**AIM:** Provide an exact reproduction of every entry.

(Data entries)
────────
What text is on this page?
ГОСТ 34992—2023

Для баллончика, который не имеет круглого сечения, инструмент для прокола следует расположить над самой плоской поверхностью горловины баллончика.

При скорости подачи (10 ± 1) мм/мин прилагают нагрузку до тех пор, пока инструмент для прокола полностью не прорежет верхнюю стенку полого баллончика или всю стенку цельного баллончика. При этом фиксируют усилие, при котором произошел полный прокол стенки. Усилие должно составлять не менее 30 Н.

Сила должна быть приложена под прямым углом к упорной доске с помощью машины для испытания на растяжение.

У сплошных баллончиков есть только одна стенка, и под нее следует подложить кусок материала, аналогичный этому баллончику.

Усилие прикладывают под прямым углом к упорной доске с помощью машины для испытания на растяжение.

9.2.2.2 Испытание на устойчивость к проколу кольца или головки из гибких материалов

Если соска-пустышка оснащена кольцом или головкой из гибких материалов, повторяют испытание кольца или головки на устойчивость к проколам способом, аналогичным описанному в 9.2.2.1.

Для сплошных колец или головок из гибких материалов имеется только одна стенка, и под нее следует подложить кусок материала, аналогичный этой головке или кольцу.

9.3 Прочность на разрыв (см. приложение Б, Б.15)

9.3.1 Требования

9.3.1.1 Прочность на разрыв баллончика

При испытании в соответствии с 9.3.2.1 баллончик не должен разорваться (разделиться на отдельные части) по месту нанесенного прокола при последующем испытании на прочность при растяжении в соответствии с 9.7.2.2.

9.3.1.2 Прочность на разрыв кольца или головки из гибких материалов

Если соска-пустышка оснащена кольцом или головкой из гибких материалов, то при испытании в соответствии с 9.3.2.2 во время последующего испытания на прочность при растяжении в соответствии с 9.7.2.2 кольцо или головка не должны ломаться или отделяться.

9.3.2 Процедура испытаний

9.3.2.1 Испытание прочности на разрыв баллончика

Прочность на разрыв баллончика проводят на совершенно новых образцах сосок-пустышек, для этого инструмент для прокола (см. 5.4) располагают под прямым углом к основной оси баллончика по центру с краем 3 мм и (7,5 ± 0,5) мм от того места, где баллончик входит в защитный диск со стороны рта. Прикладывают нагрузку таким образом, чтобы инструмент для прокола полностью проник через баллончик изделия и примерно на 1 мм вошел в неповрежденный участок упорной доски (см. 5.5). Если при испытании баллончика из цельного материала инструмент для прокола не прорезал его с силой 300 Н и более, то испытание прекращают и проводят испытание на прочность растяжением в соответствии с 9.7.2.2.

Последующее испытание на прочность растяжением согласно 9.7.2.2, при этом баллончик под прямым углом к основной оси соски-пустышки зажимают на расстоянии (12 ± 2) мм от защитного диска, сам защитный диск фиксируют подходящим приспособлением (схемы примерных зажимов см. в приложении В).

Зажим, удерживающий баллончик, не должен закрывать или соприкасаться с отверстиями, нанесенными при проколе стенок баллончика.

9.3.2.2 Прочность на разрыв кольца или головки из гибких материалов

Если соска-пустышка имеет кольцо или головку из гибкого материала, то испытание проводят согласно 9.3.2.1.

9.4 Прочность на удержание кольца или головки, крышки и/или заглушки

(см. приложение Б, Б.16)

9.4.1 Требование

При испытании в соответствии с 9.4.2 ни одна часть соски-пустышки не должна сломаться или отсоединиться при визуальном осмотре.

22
────────
**EXERCISE OUTPUT:**
What text is on this page?
ГОСТ 34992—2023

Для баллончика, который не имеет круглого сечения, инструмент для прокола следует расположить над самой плоской поверхностью горловины баллончика.

При скорости подачи (10 ± 1) мм/мин прилагают нагрузку до тех пор, пока инструмент для прокола полностью не прорежет верхнюю стенку полого баллончика или всю стенку цельного баллончика. При этом фиксируют усилие, при котором произошел полный прокол стенки. Усилие должно составлять не менее 30 Н.

Сила должна быть приложена под прямым углом к упорной доске с помощью машины для испытания на растяжение.

У сплошных баллончиков есть только одна стенка, и под нее следует подложить кусок материала, аналогичный этому баллончику.

Усилие прикладывают под прямым углом к упорной доске с помощью машины для испытания на растяжение.

9.2.2.2 Испытание на устойчивость к проколу кольца или головки из гибких материалов

Если соска-пустышка оснащена кольцом или головкой из гибких материалов, повторяют испытание кольца или головки на устойчивость к проколам способом, аналогичным описанному в 9.2.2.1.

Для сплошных колец или головок из гибких материалов имеется только одна стенка, и под нее следует подложить кусок материала, аналогичный этой головке или кольцу.

9.3 Прочность на разрыв (см. приложение Б, Б.15)

9.3.1 Требования

9.3.1.1 Прочность на разрыв баллончика

При испытании в соответствии с 9.3.2.1 баллончик не должен разорваться (разделиться на отдельные части) по месту нанесенного прокола при последующем испытании на прочность при растяжении в соответствии с 9.7.2.2.

9.3.1.2 Прочность на разрыв кольца или головки из гибких материалов

Если соска-пустышка оснащена кольцом или головкой из гибких материалов, то при испытании в соответствии с 9.3.2.2 во время последующего испытания на прочность при растяжении в соответствии с 9.7.2.2 кольцо или головка не должны ломаться или отделяться.

9.3.2 Процедура испытаний

9.3.2.1 Испытание прочности на разрыв баллончика

Прочность на разрыв баллончика проводят на совершенно новых образцах сосок-пустышек, для этого инструмент для прокола (см. 5.4) располагают под прямым углом к основной оси баллончика по центру с краем 3 мм и (7,5 ± 0,5) мм от того места, где баллончик входит в защитный диск со стороны рта. Прикладывают нагрузку таким образом, чтобы инструмент для прокола полностью проник через баллончик изделия и примерно на 1 мм вошел в неповрежденный участок упорной доски (см. 5.5). Если при испытании баллончика из цельного материала инструмент для прокола не прорезал его с силой 300 Н и более, то испытание прекращают и проводят испытание на прочность растяжением в соответствии с 9.7.2.2.

Последующее испытание на прочность растяжением согласно 9.7.2.2, при этом баллончик под прямым углом к основной оси соски-пустышки зажимают на расстоянии (12 ± 2) мм от защитного диска, сам защитный диск фиксируют подходящим приспособлением (схемы примерных зажимов см. в приложении В).

Зажим, удерживающий баллончик, не должен закрывать или соприкасаться с отверстиями, нанесенными при проколе стенок баллончика.

9.3.2.2 Прочность на разрыв кольца или головки из гибких материалов

Если соска-пустышка имеет кольцо или головку из гибкого материала, то испытание проводят согласно 9.3.2.1.

9.4 Прочность на удержание кольца или головки, крышки и/или заглушки

(см. приложение Б, Б.16)

9.4.1 Требование

При испытании в соответствии с 9.4.2 ни одна часть соски-пустышки не должна сломаться или отсоединиться при визуальном осмотре.

22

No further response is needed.